* _WHAT YOU SHOULD DO_: Extract the entries in their exact form.

(Stored data entries)
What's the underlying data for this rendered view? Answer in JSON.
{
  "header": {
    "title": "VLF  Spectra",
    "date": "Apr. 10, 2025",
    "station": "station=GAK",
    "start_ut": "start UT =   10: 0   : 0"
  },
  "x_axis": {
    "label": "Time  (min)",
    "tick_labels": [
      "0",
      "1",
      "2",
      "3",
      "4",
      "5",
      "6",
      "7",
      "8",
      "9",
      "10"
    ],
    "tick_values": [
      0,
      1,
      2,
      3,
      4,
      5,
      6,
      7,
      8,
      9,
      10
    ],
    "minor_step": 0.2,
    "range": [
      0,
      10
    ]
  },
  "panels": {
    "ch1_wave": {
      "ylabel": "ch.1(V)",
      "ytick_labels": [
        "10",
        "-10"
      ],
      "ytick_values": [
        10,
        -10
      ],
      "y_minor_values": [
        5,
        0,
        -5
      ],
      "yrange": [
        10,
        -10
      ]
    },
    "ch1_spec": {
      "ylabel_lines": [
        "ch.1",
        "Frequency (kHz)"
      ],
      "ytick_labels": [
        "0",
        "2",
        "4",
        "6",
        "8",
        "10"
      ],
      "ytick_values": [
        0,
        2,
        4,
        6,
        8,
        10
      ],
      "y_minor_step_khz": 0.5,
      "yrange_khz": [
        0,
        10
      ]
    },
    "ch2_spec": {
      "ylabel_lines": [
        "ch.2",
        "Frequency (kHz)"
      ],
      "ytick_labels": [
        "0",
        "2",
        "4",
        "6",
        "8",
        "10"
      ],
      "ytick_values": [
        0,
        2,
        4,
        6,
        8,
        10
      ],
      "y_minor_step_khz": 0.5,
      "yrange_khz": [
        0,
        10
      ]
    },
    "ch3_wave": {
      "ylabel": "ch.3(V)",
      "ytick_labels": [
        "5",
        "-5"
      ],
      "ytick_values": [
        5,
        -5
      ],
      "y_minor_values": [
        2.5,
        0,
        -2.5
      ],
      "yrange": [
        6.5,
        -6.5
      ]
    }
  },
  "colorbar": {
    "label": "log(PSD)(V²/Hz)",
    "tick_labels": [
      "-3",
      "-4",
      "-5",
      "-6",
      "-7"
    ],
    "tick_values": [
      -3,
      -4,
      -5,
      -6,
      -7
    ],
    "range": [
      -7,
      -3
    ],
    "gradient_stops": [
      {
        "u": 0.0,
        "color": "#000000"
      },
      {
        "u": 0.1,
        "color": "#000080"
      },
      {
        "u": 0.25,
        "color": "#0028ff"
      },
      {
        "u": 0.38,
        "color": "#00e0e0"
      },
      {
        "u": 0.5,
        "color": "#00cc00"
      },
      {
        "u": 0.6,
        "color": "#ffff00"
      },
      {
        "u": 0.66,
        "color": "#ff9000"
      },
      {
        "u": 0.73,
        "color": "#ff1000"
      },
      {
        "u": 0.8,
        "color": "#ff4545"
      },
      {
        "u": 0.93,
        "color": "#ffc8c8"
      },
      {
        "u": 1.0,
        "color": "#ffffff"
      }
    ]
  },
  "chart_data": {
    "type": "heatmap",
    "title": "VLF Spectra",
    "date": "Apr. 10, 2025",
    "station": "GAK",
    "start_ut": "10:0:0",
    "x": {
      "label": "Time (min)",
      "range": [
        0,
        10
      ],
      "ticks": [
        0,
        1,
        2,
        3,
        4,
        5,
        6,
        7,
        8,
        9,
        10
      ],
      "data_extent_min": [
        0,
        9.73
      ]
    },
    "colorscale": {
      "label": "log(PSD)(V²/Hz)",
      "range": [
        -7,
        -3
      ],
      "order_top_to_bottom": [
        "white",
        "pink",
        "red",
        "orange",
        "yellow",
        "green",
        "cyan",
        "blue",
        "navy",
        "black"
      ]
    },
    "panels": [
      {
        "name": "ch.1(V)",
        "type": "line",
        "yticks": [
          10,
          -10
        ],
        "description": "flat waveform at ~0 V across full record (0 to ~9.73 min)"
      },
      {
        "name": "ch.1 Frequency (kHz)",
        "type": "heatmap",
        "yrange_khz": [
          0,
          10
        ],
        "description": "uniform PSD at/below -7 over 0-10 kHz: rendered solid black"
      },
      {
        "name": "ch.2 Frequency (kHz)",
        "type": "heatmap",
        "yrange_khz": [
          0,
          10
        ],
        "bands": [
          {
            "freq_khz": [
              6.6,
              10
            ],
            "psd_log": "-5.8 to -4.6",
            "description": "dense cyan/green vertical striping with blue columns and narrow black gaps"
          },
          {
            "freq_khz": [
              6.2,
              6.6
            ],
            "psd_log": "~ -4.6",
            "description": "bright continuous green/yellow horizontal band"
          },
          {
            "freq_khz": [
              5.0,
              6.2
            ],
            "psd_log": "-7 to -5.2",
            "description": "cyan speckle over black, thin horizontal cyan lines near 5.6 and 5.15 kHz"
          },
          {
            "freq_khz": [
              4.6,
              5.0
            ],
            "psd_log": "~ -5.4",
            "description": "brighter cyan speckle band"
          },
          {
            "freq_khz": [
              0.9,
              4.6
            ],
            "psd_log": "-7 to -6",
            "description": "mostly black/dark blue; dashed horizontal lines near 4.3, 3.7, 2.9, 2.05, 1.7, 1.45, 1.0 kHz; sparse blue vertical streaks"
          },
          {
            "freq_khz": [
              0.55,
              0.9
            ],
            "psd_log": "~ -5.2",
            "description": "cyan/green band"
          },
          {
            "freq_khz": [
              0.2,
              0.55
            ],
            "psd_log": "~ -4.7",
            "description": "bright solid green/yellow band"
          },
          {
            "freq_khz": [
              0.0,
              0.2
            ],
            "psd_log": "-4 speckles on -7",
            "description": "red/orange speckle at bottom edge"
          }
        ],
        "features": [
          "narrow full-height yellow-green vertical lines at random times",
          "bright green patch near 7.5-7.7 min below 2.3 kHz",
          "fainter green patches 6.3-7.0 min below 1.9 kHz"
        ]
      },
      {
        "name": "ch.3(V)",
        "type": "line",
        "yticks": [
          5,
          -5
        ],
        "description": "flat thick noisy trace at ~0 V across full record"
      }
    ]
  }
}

* _SOLVED PROBLEM_:
What's the underlying data for this rendered view? Answer in JSON.
{
  "header": {
    "title": "VLF  Spectra",
    "date": "Apr. 10, 2025",
    "station": "station=GAK",
    "start_ut": "start UT =   10: 0   : 0"
  },
  "x_axis": {
    "label": "Time  (min)",
    "tick_labels": [
      "0",
      "1",
      "2",
      "3",
      "4",
      "5",
      "6",
      "7",
      "8",
      "9",
      "10"
    ],
    "tick_values": [
      0,
      1,
      2,
      3,
      4,
      5,
      6,
      7,
      8,
      9,
      10
    ],
    "minor_step": 0.2,
    "range": [
      0,
      10
    ]
  },
  "panels": {
    "ch1_wave": {
      "ylabel": "ch.1(V)",
      "ytick_labels": [
        "10",
        "-10"
      ],
      "ytick_values": [
        10,
        -10
      ],
      "y_minor_values": [
        5,
        0,
        -5
      ],
      "yrange": [
        10,
        -10
      ]
    },
    "ch1_spec": {
      "ylabel_lines": [
        "ch.1",
        "Frequency (kHz)"
      ],
      "ytick_labels": [
        "0",
        "2",
        "4",
        "6",
        "8",
        "10"
      ],
      "ytick_values": [
        0,
        2,
        4,
        6,
        8,
        10
      ],
      "y_minor_step_khz": 0.5,
      "yrange_khz": [
        0,
        10
      ]
    },
    "ch2_spec": {
      "ylabel_lines": [
        "ch.2",
        "Frequency (kHz)"
      ],
      "ytick_labels": [
        "0",
        "2",
        "4",
        "6",
        "8",
        "10"
      ],
      "ytick_values": [
        0,
        2,
        4,
        6,
        8,
        10
      ],
      "y_minor_step_khz": 0.5,
      "yrange_khz": [
        0,
        10
      ]
    },
    "ch3_wave": {
      "ylabel": "ch.3(V)",
      "ytick_labels": [
        "5",
        "-5"
      ],
      "ytick_values": [
        5,
        -5
      ],
      "y_minor_values": [
        2.5,
        0,
        -2.5
      ],
      "yrange": [
        6.5,
        -6.5
      ]
    }
  },
  "colorbar": {
    "label": "log(PSD)(V²/Hz)",
    "tick_labels": [
      "-3",
      "-4",
      "-5",
      "-6",
      "-7"
    ],
    "tick_values": [
      -3,
      -4,
      -5,
      -6,
      -7
    ],
    "range": [
      -7,
      -3
    ],
    "gradient_stops": [
      {
        "u": 0.0,
        "color": "#000000"
      },
      {
        "u": 0.1,
        "color": "#000080"
      },
      {
        "u": 0.25,
        "color": "#0028ff"
      },
      {
        "u": 0.38,
        "color": "#00e0e0"
      },
      {
        "u": 0.5,
        "color": "#00cc00"
      },
      {
        "u": 0.6,
        "color": "#ffff00"
      },
      {
        "u": 0.66,
        "color": "#ff9000"
      },
      {
        "u": 0.73,
        "color": "#ff1000"
      },
      {
        "u": 0.8,
        "color": "#ff4545"
      },
      {
        "u": 0.93,
        "color": "#ffc8c8"
      },
      {
        "u": 1.0,
        "color": "#ffffff"
      }
    ]
  },
  "chart_data": {
    "type": "heatmap",
    "title": "VLF Spectra",
    "date": "Apr. 10, 2025",
    "station": "GAK",
    "start_ut": "10:0:0",
    "x": {
      "label": "Time (min)",
      "range": [
        0,
        10
      ],
      "ticks": [
        0,
        1,
        2,
        3,
        4,
        5,
        6,
        7,
        8,
        9,
        10
      ],
      "data_extent_min": [
        0,
        9.73
      ]
    },
    "colorscale": {
      "label": "log(PSD)(V²/Hz)",
      "range": [
        -7,
        -3
      ],
      "order_top_to_bottom": [
        "white",
        "pink",
        "red",
        "orange",
        "yellow",
        "green",
        "cyan",
        "blue",
        "navy",
        "black"
      ]
    },
    "panels": [
      {
        "name": "ch.1(V)",
        "type": "line",
        "yticks": [
          10,
          -10
        ],
        "description": "flat waveform at ~0 V across full record (0 to ~9.73 min)"
      },
      {
        "name": "ch.1 Frequency (kHz)",
        "type": "heatmap",
        "yrange_khz": [
          0,
          10
        ],
        "description": "uniform PSD at/below -7 over 0-10 kHz: rendered solid black"
      },
      {
        "name": "ch.2 Frequency (kHz)",
        "type": "heatmap",
        "yrange_khz": [
          0,
          10
        ],
        "bands": [
          {
            "freq_khz": [
              6.6,
              10
            ],
            "psd_log": "-5.8 to -4.6",
            "description": "dense cyan/green vertical striping with blue columns and narrow black gaps"
          },
          {
            "freq_khz": [
              6.2,
              6.6
            ],
            "psd_log": "~ -4.6",
            "description": "bright continuous green/yellow horizontal band"
          },
          {
            "freq_khz": [
              5.0,
              6.2
            ],
            "psd_log": "-7 to -5.2",
            "description": "cyan speckle over black, thin horizontal cyan lines near 5.6 and 5.15 kHz"
          },
          {
            "freq_khz": [
              4.6,
              5.0
            ],
            "psd_log": "~ -5.4",
            "description": "brighter cyan speckle band"
          },
          {
            "freq_khz": [
              0.9,
              4.6
            ],
            "psd_log": "-7 to -6",
            "description": "mostly black/dark blue; dashed horizontal lines near 4.3, 3.7, 2.9, 2.05, 1.7, 1.45, 1.0 kHz; sparse blue vertical streaks"
          },
          {
            "freq_khz": [
              0.55,
              0.9
            ],
            "psd_log": "~ -5.2",
            "description": "cyan/green band"
          },
          {
            "freq_khz": [
              0.2,
              0.55
            ],
            "psd_log": "~ -4.7",
            "description": "bright solid green/yellow band"
          },
          {
            "freq_khz": [
              0.0,
              0.2
            ],
            "psd_log": "-4 speckles on -7",
            "description": "red/orange speckle at bottom edge"
          }
        ],
        "features": [
          "narrow full-height yellow-green vertical lines at random times",
          "bright green patch near 7.5-7.7 min below 2.3 kHz",
          "fainter green patches 6.3-7.0 min below 1.9 kHz"
        ]
      },
      {
        "name": "ch.3(V)",
        "type": "line",
        "yticks": [
          5,
          -5
        ],
        "description": "flat thick noisy trace at ~0 V across full record"
      }
    ]
  }
}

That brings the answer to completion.